(Recorded data)
= = = = =

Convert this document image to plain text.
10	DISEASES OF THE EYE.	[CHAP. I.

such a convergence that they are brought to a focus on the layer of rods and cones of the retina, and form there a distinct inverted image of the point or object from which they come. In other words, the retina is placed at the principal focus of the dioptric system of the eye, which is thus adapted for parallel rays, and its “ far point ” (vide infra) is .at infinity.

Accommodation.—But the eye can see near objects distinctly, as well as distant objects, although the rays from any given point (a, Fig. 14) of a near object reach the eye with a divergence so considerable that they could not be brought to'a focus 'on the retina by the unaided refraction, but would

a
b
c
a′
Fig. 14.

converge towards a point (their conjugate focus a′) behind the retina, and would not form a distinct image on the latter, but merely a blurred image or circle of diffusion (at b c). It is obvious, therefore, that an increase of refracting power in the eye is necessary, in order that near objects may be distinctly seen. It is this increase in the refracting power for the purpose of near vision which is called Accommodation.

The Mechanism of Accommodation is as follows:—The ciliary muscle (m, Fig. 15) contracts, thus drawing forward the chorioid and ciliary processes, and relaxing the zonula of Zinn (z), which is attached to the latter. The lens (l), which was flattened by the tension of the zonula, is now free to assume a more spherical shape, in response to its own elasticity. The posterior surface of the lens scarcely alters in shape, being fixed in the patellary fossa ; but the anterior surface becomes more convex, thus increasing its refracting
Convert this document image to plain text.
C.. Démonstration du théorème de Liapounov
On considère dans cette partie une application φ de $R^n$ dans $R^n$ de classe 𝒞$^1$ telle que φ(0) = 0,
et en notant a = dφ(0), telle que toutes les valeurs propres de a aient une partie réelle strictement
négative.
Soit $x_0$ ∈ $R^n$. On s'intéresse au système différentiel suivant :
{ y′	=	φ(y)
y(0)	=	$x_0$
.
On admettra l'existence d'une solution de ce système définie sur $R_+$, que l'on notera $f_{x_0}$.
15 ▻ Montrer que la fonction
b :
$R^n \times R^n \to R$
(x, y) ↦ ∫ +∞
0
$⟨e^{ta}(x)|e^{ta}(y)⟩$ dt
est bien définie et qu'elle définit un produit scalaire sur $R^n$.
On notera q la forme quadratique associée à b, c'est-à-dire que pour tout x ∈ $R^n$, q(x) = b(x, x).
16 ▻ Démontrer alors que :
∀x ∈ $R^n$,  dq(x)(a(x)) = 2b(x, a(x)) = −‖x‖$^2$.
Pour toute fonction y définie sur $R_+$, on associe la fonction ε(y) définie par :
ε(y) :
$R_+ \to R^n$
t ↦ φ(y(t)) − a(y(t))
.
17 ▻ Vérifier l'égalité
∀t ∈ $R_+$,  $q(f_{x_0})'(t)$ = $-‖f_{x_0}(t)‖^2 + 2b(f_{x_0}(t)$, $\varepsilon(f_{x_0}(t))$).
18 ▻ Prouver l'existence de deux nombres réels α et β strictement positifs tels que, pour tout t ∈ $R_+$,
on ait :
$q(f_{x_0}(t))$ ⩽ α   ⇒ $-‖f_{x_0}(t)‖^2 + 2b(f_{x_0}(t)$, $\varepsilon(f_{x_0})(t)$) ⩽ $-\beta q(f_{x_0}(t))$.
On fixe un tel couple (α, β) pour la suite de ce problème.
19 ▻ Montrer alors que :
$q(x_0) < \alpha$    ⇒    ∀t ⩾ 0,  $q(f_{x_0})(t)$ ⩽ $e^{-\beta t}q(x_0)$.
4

= = = = =

EXERCISE REQUIREMENTS
Can you give every line above again, exactly as written?

EXPECTED ANSWER
Convert this document image to plain text.
10	DISEASES OF THE EYE.	[CHAP. I.

such a convergence that they are brought to a focus on the layer of rods and cones of the retina, and form there a distinct inverted image of the point or object from which they come. In other words, the retina is placed at the principal focus of the dioptric system of the eye, which is thus adapted for parallel rays, and its “ far point ” (vide infra) is .at infinity.

Accommodation.—But the eye can see near objects distinctly, as well as distant objects, although the rays from any given point (a, Fig. 14) of a near object reach the eye with a divergence so considerable that they could not be brought to'a focus 'on the retina by the unaided refraction, but would

a
b
c
a′
Fig. 14.

converge towards a point (their conjugate focus a′) behind the retina, and would not form a distinct image on the latter, but merely a blurred image or circle of diffusion (at b c). It is obvious, therefore, that an increase of refracting power in the eye is necessary, in order that near objects may be distinctly seen. It is this increase in the refracting power for the purpose of near vision which is called Accommodation.

The Mechanism of Accommodation is as follows:—The ciliary muscle (m, Fig. 15) contracts, thus drawing forward the chorioid and ciliary processes, and relaxing the zonula of Zinn (z), which is attached to the latter. The lens (l), which was flattened by the tension of the zonula, is now free to assume a more spherical shape, in response to its own elasticity. The posterior surface of the lens scarcely alters in shape, being fixed in the patellary fossa ; but the anterior surface becomes more convex, thus increasing its refracting
Convert this document image to plain text.
C.. Démonstration du théorème de Liapounov
On considère dans cette partie une application φ de $R^n$ dans $R^n$ de classe 𝒞$^1$ telle que φ(0) = 0,
et en notant a = dφ(0), telle que toutes les valeurs propres de a aient une partie réelle strictement
négative.
Soit $x_0$ ∈ $R^n$. On s'intéresse au système différentiel suivant :
{ y′	=	φ(y)
y(0)	=	$x_0$
.
On admettra l'existence d'une solution de ce système définie sur $R_+$, que l'on notera $f_{x_0}$.
15 ▻ Montrer que la fonction
b :
$R^n \times R^n \to R$
(x, y) ↦ ∫ +∞
0
$⟨e^{ta}(x)|e^{ta}(y)⟩$ dt
est bien définie et qu'elle définit un produit scalaire sur $R^n$.
On notera q la forme quadratique associée à b, c'est-à-dire que pour tout x ∈ $R^n$, q(x) = b(x, x).
16 ▻ Démontrer alors que :
∀x ∈ $R^n$,  dq(x)(a(x)) = 2b(x, a(x)) = −‖x‖$^2$.
Pour toute fonction y définie sur $R_+$, on associe la fonction ε(y) définie par :
ε(y) :
$R_+ \to R^n$
t ↦ φ(y(t)) − a(y(t))
.
17 ▻ Vérifier l'égalité
∀t ∈ $R_+$,  $q(f_{x_0})'(t)$ = $-‖f_{x_0}(t)‖^2 + 2b(f_{x_0}(t)$, $\varepsilon(f_{x_0}(t))$).
18 ▻ Prouver l'existence de deux nombres réels α et β strictement positifs tels que, pour tout t ∈ $R_+$,
on ait :
$q(f_{x_0}(t))$ ⩽ α   ⇒ $-‖f_{x_0}(t)‖^2 + 2b(f_{x_0}(t)$, $\varepsilon(f_{x_0})(t)$) ⩽ $-\beta q(f_{x_0}(t))$.
On fixe un tel couple (α, β) pour la suite de ce problème.
19 ▻ Montrer alors que :
$q(x_0) < \alpha$    ⇒    ∀t ⩾ 0,  $q(f_{x_0})(t)$ ⩽ $e^{-\beta t}q(x_0)$.
4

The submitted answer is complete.